PROVIDED DATA start

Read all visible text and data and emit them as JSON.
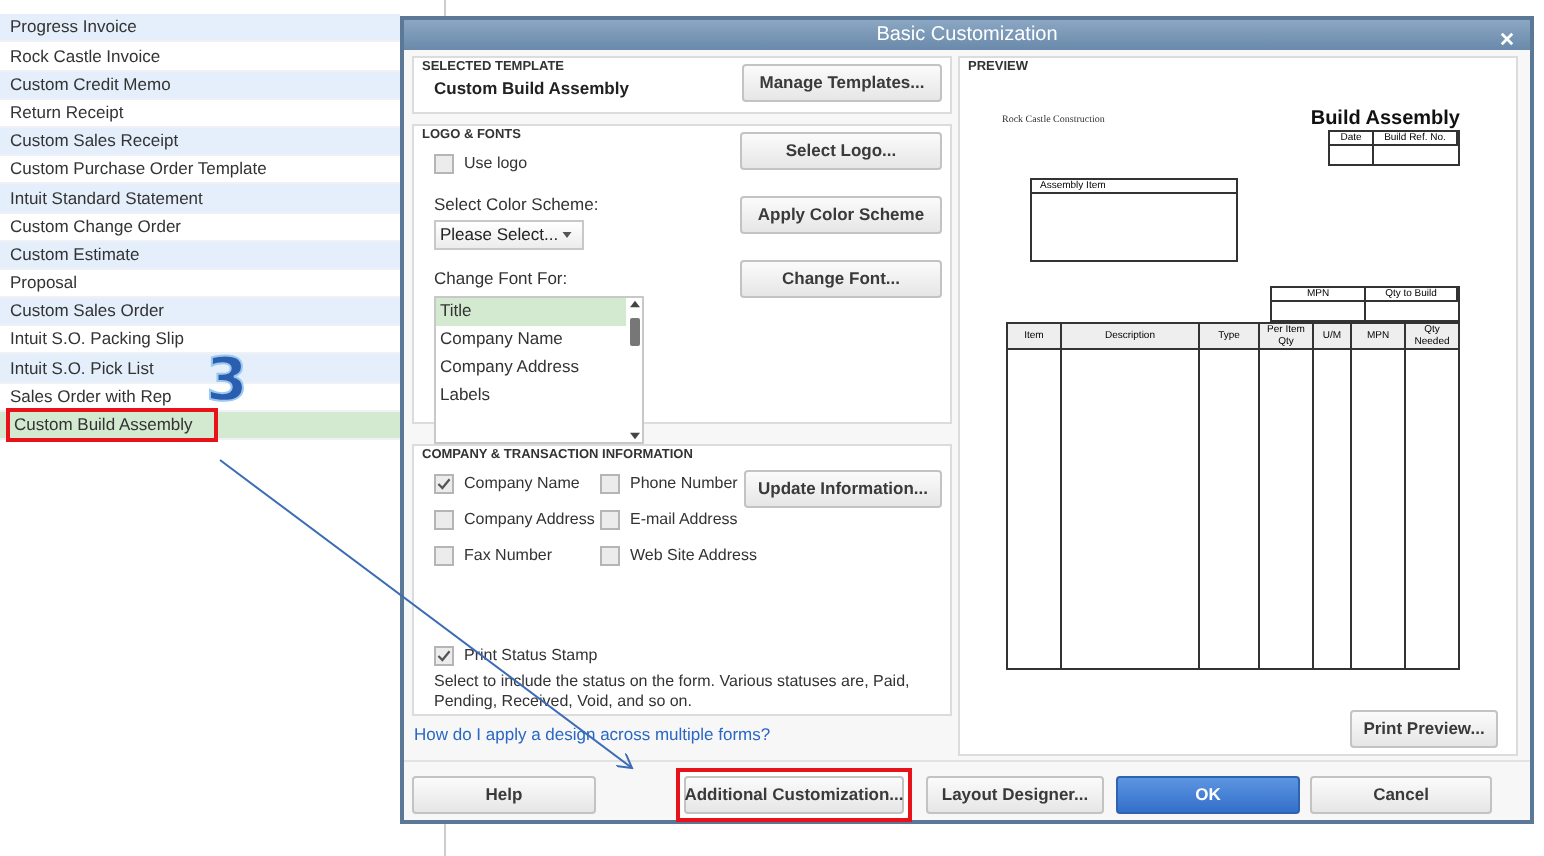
{
  "list": {
    "items": [
      {
        "label": "Progress Invoice",
        "selected": false,
        "highlighted": false
      },
      {
        "label": "Rock Castle Invoice",
        "selected": false,
        "highlighted": false
      },
      {
        "label": "Custom Credit Memo",
        "selected": false,
        "highlighted": false
      },
      {
        "label": "Return Receipt",
        "selected": false,
        "highlighted": false
      },
      {
        "label": "Custom Sales Receipt",
        "selected": false,
        "highlighted": false
      },
      {
        "label": "Custom Purchase Order Template",
        "selected": false,
        "highlighted": false
      },
      {
        "label": "Intuit Standard Statement",
        "selected": false,
        "highlighted": false
      },
      {
        "label": "Custom Change Order",
        "selected": false,
        "highlighted": false
      },
      {
        "label": "Custom Estimate",
        "selected": false,
        "highlighted": false
      },
      {
        "label": "Proposal",
        "selected": false,
        "highlighted": false
      },
      {
        "label": "Custom Sales Order",
        "selected": false,
        "highlighted": false
      },
      {
        "label": "Intuit S.O. Packing Slip",
        "selected": false,
        "highlighted": false
      },
      {
        "label": "Intuit S.O. Pick List",
        "selected": false,
        "highlighted": false
      },
      {
        "label": "Sales Order with Rep",
        "selected": false,
        "highlighted": false
      },
      {
        "label": "Custom Build Assembly",
        "selected": true,
        "highlighted": true
      }
    ]
  },
  "step_number": "3",
  "dialog": {
    "title": "Basic Customization",
    "selected_template": {
      "heading": "SELECTED TEMPLATE",
      "name": "Custom Build Assembly",
      "button": "Manage Templates..."
    },
    "logo_fonts": {
      "heading": "LOGO & FONTS",
      "use_logo": {
        "label": "Use logo",
        "checked": false
      },
      "select_logo_button": "Select Logo...",
      "color_scheme_label": "Select Color Scheme:",
      "color_scheme_value": "Please Select...",
      "apply_button": "Apply Color Scheme",
      "change_font_label": "Change Font For:",
      "font_items": [
        {
          "label": "Title",
          "selected": true
        },
        {
          "label": "Company Name",
          "selected": false
        },
        {
          "label": "Company Address",
          "selected": false
        },
        {
          "label": "Labels",
          "selected": false
        }
      ],
      "change_font_button": "Change Font..."
    },
    "company_info": {
      "heading": "COMPANY & TRANSACTION INFORMATION",
      "checkboxes": [
        {
          "label": "Company Name",
          "checked": true
        },
        {
          "label": "Phone Number",
          "checked": false
        },
        {
          "label": "Company Address",
          "checked": false
        },
        {
          "label": "E-mail Address",
          "checked": false
        },
        {
          "label": "Fax Number",
          "checked": false
        },
        {
          "label": "Web Site Address",
          "checked": false
        }
      ],
      "update_button": "Update Information...",
      "print_status_stamp": {
        "label": "Print Status Stamp",
        "checked": true
      },
      "description": "Select to include the status on the form. Various statuses are, Paid, Pending, Received, Void, and so on."
    },
    "help_link": "How do I apply a design across multiple forms?",
    "preview": {
      "heading": "PREVIEW",
      "company": "Rock Castle Construction",
      "form_title": "Build Assembly",
      "header_columns": [
        "Date",
        "Build Ref. No."
      ],
      "assembly_label": "Assembly Item",
      "qty_columns": [
        "MPN",
        "Qty to Build"
      ],
      "item_columns": [
        "Item",
        "Description",
        "Type",
        "Per Item Qty",
        "U/M",
        "MPN",
        "Qty Needed"
      ],
      "print_preview_button": "Print Preview..."
    },
    "buttons": [
      {
        "label": "Help",
        "kind": "normal",
        "highlighted": false
      },
      {
        "label": "Additional Customization...",
        "kind": "normal",
        "highlighted": true
      },
      {
        "label": "Layout Designer...",
        "kind": "normal",
        "highlighted": false
      },
      {
        "label": "OK",
        "kind": "primary",
        "highlighted": false
      },
      {
        "label": "Cancel",
        "kind": "normal",
        "highlighted": false
      }
    ]
  }
}
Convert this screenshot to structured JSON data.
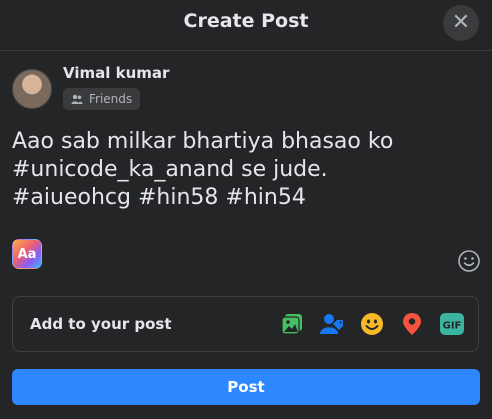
{
  "dialog": {
    "title": "Create Post"
  },
  "user": {
    "name": "Vimal kumar",
    "audience": "Friends"
  },
  "composer": {
    "text": "Aao sab milkar bhartiya bhasao ko\n#unicode_ka_anand se jude.\n#aiueohcg #hin58 #hin54"
  },
  "add_to_post": {
    "label": "Add to your post",
    "tools": [
      "photo-video-icon",
      "tag-people-icon",
      "feeling-icon",
      "check-in-icon",
      "gif-icon"
    ]
  },
  "post_button": {
    "label": "Post"
  },
  "colors": {
    "background": "#242526",
    "accent": "#2d88ff",
    "green": "#45bd62",
    "blue": "#1877f2",
    "yellow": "#f7b928",
    "red": "#f5533d",
    "teal": "#3bb4a0"
  }
}
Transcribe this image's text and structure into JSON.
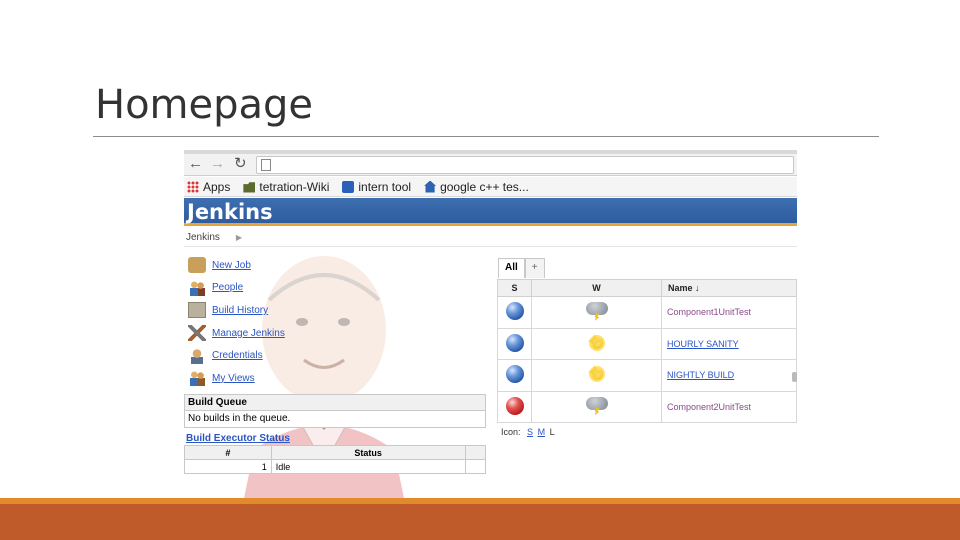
{
  "slide": {
    "title": "Homepage"
  },
  "browser": {
    "bookmarks": [
      {
        "label": "Apps",
        "icon": "apps-grid-icon"
      },
      {
        "label": "tetration-Wiki",
        "icon": "bookmark-folder-icon"
      },
      {
        "label": "intern tool",
        "icon": "intern-tool-icon"
      },
      {
        "label": "google c++ tes...",
        "icon": "house-icon"
      }
    ]
  },
  "jenkins": {
    "logo": "Jenkins",
    "breadcrumb": "Jenkins",
    "tasks": [
      {
        "label": "New Job"
      },
      {
        "label": "People"
      },
      {
        "label": "Build History"
      },
      {
        "label": "Manage Jenkins"
      },
      {
        "label": "Credentials"
      },
      {
        "label": "My Views"
      }
    ],
    "build_queue": {
      "title": "Build Queue",
      "message": "No builds in the queue."
    },
    "executors": {
      "title": "Build Executor Status",
      "columns": [
        "#",
        "Status"
      ],
      "rows": [
        {
          "num": "1",
          "status": "Idle"
        }
      ]
    },
    "views": {
      "active_tab": "All",
      "add_tab": "+"
    },
    "jobs": {
      "columns": {
        "s": "S",
        "w": "W",
        "name": "Name ↓"
      },
      "rows": [
        {
          "status": "blue",
          "weather": "storm",
          "name": "Component1UnitTest"
        },
        {
          "status": "blue",
          "weather": "sunny",
          "name": "HOURLY SANITY"
        },
        {
          "status": "blue",
          "weather": "sunny",
          "name": "NIGHTLY BUILD"
        },
        {
          "status": "red",
          "weather": "storm",
          "name": "Component2UnitTest"
        }
      ]
    },
    "icon_legend": {
      "label": "Icon:",
      "sizes": [
        "S",
        "M",
        "L"
      ]
    }
  },
  "colors": {
    "footer_thin": "#e08a2c",
    "footer_bar": "#bf5a2a",
    "header_blue": "#3d6fb1",
    "link": "#2a55c2"
  }
}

PROVIDED DATA end

### YOUR GOAL
Repeat all the data as it stands, dropping any images it holds.

### THE RESULT
Read all visible text and data and emit them as JSON.
{
  "list": {
    "items": [
      {
        "label": "Progress Invoice",
        "selected": false,
        "highlighted": false
      },
      {
        "label": "Rock Castle Invoice",
        "selected": false,
        "highlighted": false
      },
      {
        "label": "Custom Credit Memo",
        "selected": false,
        "highlighted": false
      },
      {
        "label": "Return Receipt",
        "selected": false,
        "highlighted": false
      },
      {
        "label": "Custom Sales Receipt",
        "selected": false,
        "highlighted": false
      },
      {
        "label": "Custom Purchase Order Template",
        "selected": false,
        "highlighted": false
      },
      {
        "label": "Intuit Standard Statement",
        "selected": false,
        "highlighted": false
      },
      {
        "label": "Custom Change Order",
        "selected": false,
        "highlighted": false
      },
      {
        "label": "Custom Estimate",
        "selected": false,
        "highlighted": false
      },
      {
        "label": "Proposal",
        "selected": false,
        "highlighted": false
      },
      {
        "label": "Custom Sales Order",
        "selected": false,
        "highlighted": false
      },
      {
        "label": "Intuit S.O. Packing Slip",
        "selected": false,
        "highlighted": false
      },
      {
        "label": "Intuit S.O. Pick List",
        "selected": false,
        "highlighted": false
      },
      {
        "label": "Sales Order with Rep",
        "selected": false,
        "highlighted": false
      },
      {
        "label": "Custom Build Assembly",
        "selected": true,
        "highlighted": true
      }
    ]
  },
  "step_number": "3",
  "dialog": {
    "title": "Basic Customization",
    "selected_template": {
      "heading": "SELECTED TEMPLATE",
      "name": "Custom Build Assembly",
      "button": "Manage Templates..."
    },
    "logo_fonts": {
      "heading": "LOGO & FONTS",
      "use_logo": {
        "label": "Use logo",
        "checked": false
      },
      "select_logo_button": "Select Logo...",
      "color_scheme_label": "Select Color Scheme:",
      "color_scheme_value": "Please Select...",
      "apply_button": "Apply Color Scheme",
      "change_font_label": "Change Font For:",
      "font_items": [
        {
          "label": "Title",
          "selected": true
        },
        {
          "label": "Company Name",
          "selected": false
        },
        {
          "label": "Company Address",
          "selected": false
        },
        {
          "label": "Labels",
          "selected": false
        }
      ],
      "change_font_button": "Change Font..."
    },
    "company_info": {
      "heading": "COMPANY & TRANSACTION INFORMATION",
      "checkboxes": [
        {
          "label": "Company Name",
          "checked": true
        },
        {
          "label": "Phone Number",
          "checked": false
        },
        {
          "label": "Company Address",
          "checked": false
        },
        {
          "label": "E-mail Address",
          "checked": false
        },
        {
          "label": "Fax Number",
          "checked": false
        },
        {
          "label": "Web Site Address",
          "checked": false
        }
      ],
      "update_button": "Update Information...",
      "print_status_stamp": {
        "label": "Print Status Stamp",
        "checked": true
      },
      "description": "Select to include the status on the form. Various statuses are, Paid, Pending, Received, Void, and so on."
    },
    "help_link": "How do I apply a design across multiple forms?",
    "preview": {
      "heading": "PREVIEW",
      "company": "Rock Castle Construction",
      "form_title": "Build Assembly",
      "header_columns": [
        "Date",
        "Build Ref. No."
      ],
      "assembly_label": "Assembly Item",
      "qty_columns": [
        "MPN",
        "Qty to Build"
      ],
      "item_columns": [
        "Item",
        "Description",
        "Type",
        "Per Item Qty",
        "U/M",
        "MPN",
        "Qty Needed"
      ],
      "print_preview_button": "Print Preview..."
    },
    "buttons": [
      {
        "label": "Help",
        "kind": "normal",
        "highlighted": false
      },
      {
        "label": "Additional Customization...",
        "kind": "normal",
        "highlighted": true
      },
      {
        "label": "Layout Designer...",
        "kind": "normal",
        "highlighted": false
      },
      {
        "label": "OK",
        "kind": "primary",
        "highlighted": false
      },
      {
        "label": "Cancel",
        "kind": "normal",
        "highlighted": false
      }
    ]
  }
}
Convert this screenshot to structured JSON data.
{
  "dialog": {
    "title": "Create Post"
  },
  "user": {
    "name": "Vimal kumar",
    "audience": "Friends"
  },
  "composer": {
    "text": "Aao sab milkar bhartiya bhasao ko\n#unicode_ka_anand se jude.\n#aiueohcg #hin58 #hin54"
  },
  "add_to_post": {
    "label": "Add to your post",
    "tools": [
      "photo-video-icon",
      "tag-people-icon",
      "feeling-icon",
      "check-in-icon",
      "gif-icon"
    ]
  },
  "post_button": {
    "label": "Post"
  },
  "colors": {
    "background": "#242526",
    "accent": "#2d88ff",
    "green": "#45bd62",
    "blue": "#1877f2",
    "yellow": "#f7b928",
    "red": "#f5533d",
    "teal": "#3bb4a0"
  }
}
Transcribe this image's text and structure into JSON.
{
  "slide": {
    "title": "Homepage"
  },
  "browser": {
    "bookmarks": [
      {
        "label": "Apps",
        "icon": "apps-grid-icon"
      },
      {
        "label": "tetration-Wiki",
        "icon": "bookmark-folder-icon"
      },
      {
        "label": "intern tool",
        "icon": "intern-tool-icon"
      },
      {
        "label": "google c++ tes...",
        "icon": "house-icon"
      }
    ]
  },
  "jenkins": {
    "logo": "Jenkins",
    "breadcrumb": "Jenkins",
    "tasks": [
      {
        "label": "New Job"
      },
      {
        "label": "People"
      },
      {
        "label": "Build History"
      },
      {
        "label": "Manage Jenkins"
      },
      {
        "label": "Credentials"
      },
      {
        "label": "My Views"
      }
    ],
    "build_queue": {
      "title": "Build Queue",
      "message": "No builds in the queue."
    },
    "executors": {
      "title": "Build Executor Status",
      "columns": [
        "#",
        "Status"
      ],
      "rows": [
        {
          "num": "1",
          "status": "Idle"
        }
      ]
    },
    "views": {
      "active_tab": "All",
      "add_tab": "+"
    },
    "jobs": {
      "columns": {
        "s": "S",
        "w": "W",
        "name": "Name ↓"
      },
      "rows": [
        {
          "status": "blue",
          "weather": "storm",
          "name": "Component1UnitTest"
        },
        {
          "status": "blue",
          "weather": "sunny",
          "name": "HOURLY SANITY"
        },
        {
          "status": "blue",
          "weather": "sunny",
          "name": "NIGHTLY BUILD"
        },
        {
          "status": "red",
          "weather": "storm",
          "name": "Component2UnitTest"
        }
      ]
    },
    "icon_legend": {
      "label": "Icon:",
      "sizes": [
        "S",
        "M",
        "L"
      ]
    }
  },
  "colors": {
    "footer_thin": "#e08a2c",
    "footer_bar": "#bf5a2a",
    "header_blue": "#3d6fb1",
    "link": "#2a55c2"
  }
}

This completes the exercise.